• Objective: Below are some records; return each one exactly.

• Task inputs:
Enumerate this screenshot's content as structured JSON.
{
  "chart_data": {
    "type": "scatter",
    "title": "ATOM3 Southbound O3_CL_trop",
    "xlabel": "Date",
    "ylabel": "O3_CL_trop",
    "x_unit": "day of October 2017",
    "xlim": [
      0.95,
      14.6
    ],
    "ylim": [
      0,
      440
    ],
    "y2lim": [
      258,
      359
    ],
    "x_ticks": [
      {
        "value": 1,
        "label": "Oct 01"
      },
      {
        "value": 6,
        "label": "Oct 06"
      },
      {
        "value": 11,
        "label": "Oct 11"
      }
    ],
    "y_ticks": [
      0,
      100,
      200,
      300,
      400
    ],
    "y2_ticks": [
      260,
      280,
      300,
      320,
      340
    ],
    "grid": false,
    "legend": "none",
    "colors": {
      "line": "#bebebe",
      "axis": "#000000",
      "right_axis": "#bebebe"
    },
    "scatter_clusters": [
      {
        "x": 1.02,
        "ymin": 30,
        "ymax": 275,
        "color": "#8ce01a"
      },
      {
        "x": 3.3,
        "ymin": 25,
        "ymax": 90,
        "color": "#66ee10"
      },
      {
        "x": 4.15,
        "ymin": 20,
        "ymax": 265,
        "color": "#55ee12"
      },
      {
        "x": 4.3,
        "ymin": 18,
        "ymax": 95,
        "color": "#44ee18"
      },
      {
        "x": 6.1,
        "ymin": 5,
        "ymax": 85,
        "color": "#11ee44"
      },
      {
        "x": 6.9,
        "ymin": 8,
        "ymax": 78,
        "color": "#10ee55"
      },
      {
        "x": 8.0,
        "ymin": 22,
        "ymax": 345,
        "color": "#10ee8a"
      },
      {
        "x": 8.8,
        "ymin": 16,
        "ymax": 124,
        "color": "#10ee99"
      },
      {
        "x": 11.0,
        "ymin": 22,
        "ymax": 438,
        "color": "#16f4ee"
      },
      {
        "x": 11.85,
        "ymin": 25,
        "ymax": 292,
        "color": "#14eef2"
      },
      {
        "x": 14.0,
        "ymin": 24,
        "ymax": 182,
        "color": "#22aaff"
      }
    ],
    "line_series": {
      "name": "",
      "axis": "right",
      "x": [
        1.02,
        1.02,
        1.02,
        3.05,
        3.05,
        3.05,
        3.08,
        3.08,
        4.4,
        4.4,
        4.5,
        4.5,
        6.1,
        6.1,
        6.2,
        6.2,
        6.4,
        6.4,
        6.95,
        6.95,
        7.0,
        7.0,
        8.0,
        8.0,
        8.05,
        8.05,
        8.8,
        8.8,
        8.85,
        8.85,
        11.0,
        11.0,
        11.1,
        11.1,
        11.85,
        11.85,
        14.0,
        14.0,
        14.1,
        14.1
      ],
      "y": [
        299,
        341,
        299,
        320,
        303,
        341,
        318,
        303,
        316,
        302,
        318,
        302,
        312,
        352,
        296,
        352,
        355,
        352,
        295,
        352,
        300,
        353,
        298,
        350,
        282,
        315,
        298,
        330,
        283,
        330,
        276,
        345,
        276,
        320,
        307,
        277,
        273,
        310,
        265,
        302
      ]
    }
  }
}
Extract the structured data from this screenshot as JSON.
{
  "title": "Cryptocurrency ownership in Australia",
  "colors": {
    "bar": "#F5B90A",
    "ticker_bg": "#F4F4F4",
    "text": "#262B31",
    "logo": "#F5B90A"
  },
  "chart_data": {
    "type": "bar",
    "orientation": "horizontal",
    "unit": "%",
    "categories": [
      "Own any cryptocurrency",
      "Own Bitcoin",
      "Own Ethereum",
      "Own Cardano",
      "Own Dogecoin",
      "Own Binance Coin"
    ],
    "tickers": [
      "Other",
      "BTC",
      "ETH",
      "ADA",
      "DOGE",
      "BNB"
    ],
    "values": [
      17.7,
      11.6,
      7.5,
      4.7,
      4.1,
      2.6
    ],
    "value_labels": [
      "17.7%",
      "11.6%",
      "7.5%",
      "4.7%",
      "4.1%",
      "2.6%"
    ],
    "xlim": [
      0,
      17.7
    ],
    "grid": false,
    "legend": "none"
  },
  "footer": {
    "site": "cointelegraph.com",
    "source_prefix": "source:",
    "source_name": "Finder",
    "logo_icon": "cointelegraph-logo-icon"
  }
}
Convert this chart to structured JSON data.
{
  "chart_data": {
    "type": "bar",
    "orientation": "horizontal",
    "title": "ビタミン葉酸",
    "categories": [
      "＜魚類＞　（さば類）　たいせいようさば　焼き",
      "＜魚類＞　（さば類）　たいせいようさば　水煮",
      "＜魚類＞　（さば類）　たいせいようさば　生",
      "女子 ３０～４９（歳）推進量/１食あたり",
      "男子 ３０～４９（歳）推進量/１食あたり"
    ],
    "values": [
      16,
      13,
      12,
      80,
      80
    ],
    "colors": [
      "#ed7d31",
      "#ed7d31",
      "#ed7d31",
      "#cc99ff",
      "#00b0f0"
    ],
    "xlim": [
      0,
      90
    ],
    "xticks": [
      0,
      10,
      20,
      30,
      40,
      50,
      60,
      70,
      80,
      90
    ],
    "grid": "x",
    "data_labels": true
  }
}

• Solution below:
Enumerate this screenshot's content as structured JSON.
{
  "chart_data": {
    "type": "scatter",
    "title": "ATOM3 Southbound O3_CL_trop",
    "xlabel": "Date",
    "ylabel": "O3_CL_trop",
    "x_unit": "day of October 2017",
    "xlim": [
      0.95,
      14.6
    ],
    "ylim": [
      0,
      440
    ],
    "y2lim": [
      258,
      359
    ],
    "x_ticks": [
      {
        "value": 1,
        "label": "Oct 01"
      },
      {
        "value": 6,
        "label": "Oct 06"
      },
      {
        "value": 11,
        "label": "Oct 11"
      }
    ],
    "y_ticks": [
      0,
      100,
      200,
      300,
      400
    ],
    "y2_ticks": [
      260,
      280,
      300,
      320,
      340
    ],
    "grid": false,
    "legend": "none",
    "colors": {
      "line": "#bebebe",
      "axis": "#000000",
      "right_axis": "#bebebe"
    },
    "scatter_clusters": [
      {
        "x": 1.02,
        "ymin": 30,
        "ymax": 275,
        "color": "#8ce01a"
      },
      {
        "x": 3.3,
        "ymin": 25,
        "ymax": 90,
        "color": "#66ee10"
      },
      {
        "x": 4.15,
        "ymin": 20,
        "ymax": 265,
        "color": "#55ee12"
      },
      {
        "x": 4.3,
        "ymin": 18,
        "ymax": 95,
        "color": "#44ee18"
      },
      {
        "x": 6.1,
        "ymin": 5,
        "ymax": 85,
        "color": "#11ee44"
      },
      {
        "x": 6.9,
        "ymin": 8,
        "ymax": 78,
        "color": "#10ee55"
      },
      {
        "x": 8.0,
        "ymin": 22,
        "ymax": 345,
        "color": "#10ee8a"
      },
      {
        "x": 8.8,
        "ymin": 16,
        "ymax": 124,
        "color": "#10ee99"
      },
      {
        "x": 11.0,
        "ymin": 22,
        "ymax": 438,
        "color": "#16f4ee"
      },
      {
        "x": 11.85,
        "ymin": 25,
        "ymax": 292,
        "color": "#14eef2"
      },
      {
        "x": 14.0,
        "ymin": 24,
        "ymax": 182,
        "color": "#22aaff"
      }
    ],
    "line_series": {
      "name": "",
      "axis": "right",
      "x": [
        1.02,
        1.02,
        1.02,
        3.05,
        3.05,
        3.05,
        3.08,
        3.08,
        4.4,
        4.4,
        4.5,
        4.5,
        6.1,
        6.1,
        6.2,
        6.2,
        6.4,
        6.4,
        6.95,
        6.95,
        7.0,
        7.0,
        8.0,
        8.0,
        8.05,
        8.05,
        8.8,
        8.8,
        8.85,
        8.85,
        11.0,
        11.0,
        11.1,
        11.1,
        11.85,
        11.85,
        14.0,
        14.0,
        14.1,
        14.1
      ],
      "y": [
        299,
        341,
        299,
        320,
        303,
        341,
        318,
        303,
        316,
        302,
        318,
        302,
        312,
        352,
        296,
        352,
        355,
        352,
        295,
        352,
        300,
        353,
        298,
        350,
        282,
        315,
        298,
        330,
        283,
        330,
        276,
        345,
        276,
        320,
        307,
        277,
        273,
        310,
        265,
        302
      ]
    }
  }
}
Extract the structured data from this screenshot as JSON.
{
  "title": "Cryptocurrency ownership in Australia",
  "colors": {
    "bar": "#F5B90A",
    "ticker_bg": "#F4F4F4",
    "text": "#262B31",
    "logo": "#F5B90A"
  },
  "chart_data": {
    "type": "bar",
    "orientation": "horizontal",
    "unit": "%",
    "categories": [
      "Own any cryptocurrency",
      "Own Bitcoin",
      "Own Ethereum",
      "Own Cardano",
      "Own Dogecoin",
      "Own Binance Coin"
    ],
    "tickers": [
      "Other",
      "BTC",
      "ETH",
      "ADA",
      "DOGE",
      "BNB"
    ],
    "values": [
      17.7,
      11.6,
      7.5,
      4.7,
      4.1,
      2.6
    ],
    "value_labels": [
      "17.7%",
      "11.6%",
      "7.5%",
      "4.7%",
      "4.1%",
      "2.6%"
    ],
    "xlim": [
      0,
      17.7
    ],
    "grid": false,
    "legend": "none"
  },
  "footer": {
    "site": "cointelegraph.com",
    "source_prefix": "source:",
    "source_name": "Finder",
    "logo_icon": "cointelegraph-logo-icon"
  }
}
Convert this chart to structured JSON data.
{
  "chart_data": {
    "type": "bar",
    "orientation": "horizontal",
    "title": "ビタミン葉酸",
    "categories": [
      "＜魚類＞　（さば類）　たいせいようさば　焼き",
      "＜魚類＞　（さば類）　たいせいようさば　水煮",
      "＜魚類＞　（さば類）　たいせいようさば　生",
      "女子 ３０～４９（歳）推進量/１食あたり",
      "男子 ３０～４９（歳）推進量/１食あたり"
    ],
    "values": [
      16,
      13,
      12,
      80,
      80
    ],
    "colors": [
      "#ed7d31",
      "#ed7d31",
      "#ed7d31",
      "#cc99ff",
      "#00b0f0"
    ],
    "xlim": [
      0,
      90
    ],
    "xticks": [
      0,
      10,
      20,
      30,
      40,
      50,
      60,
      70,
      80,
      90
    ],
    "grid": "x",
    "data_labels": true
  }
}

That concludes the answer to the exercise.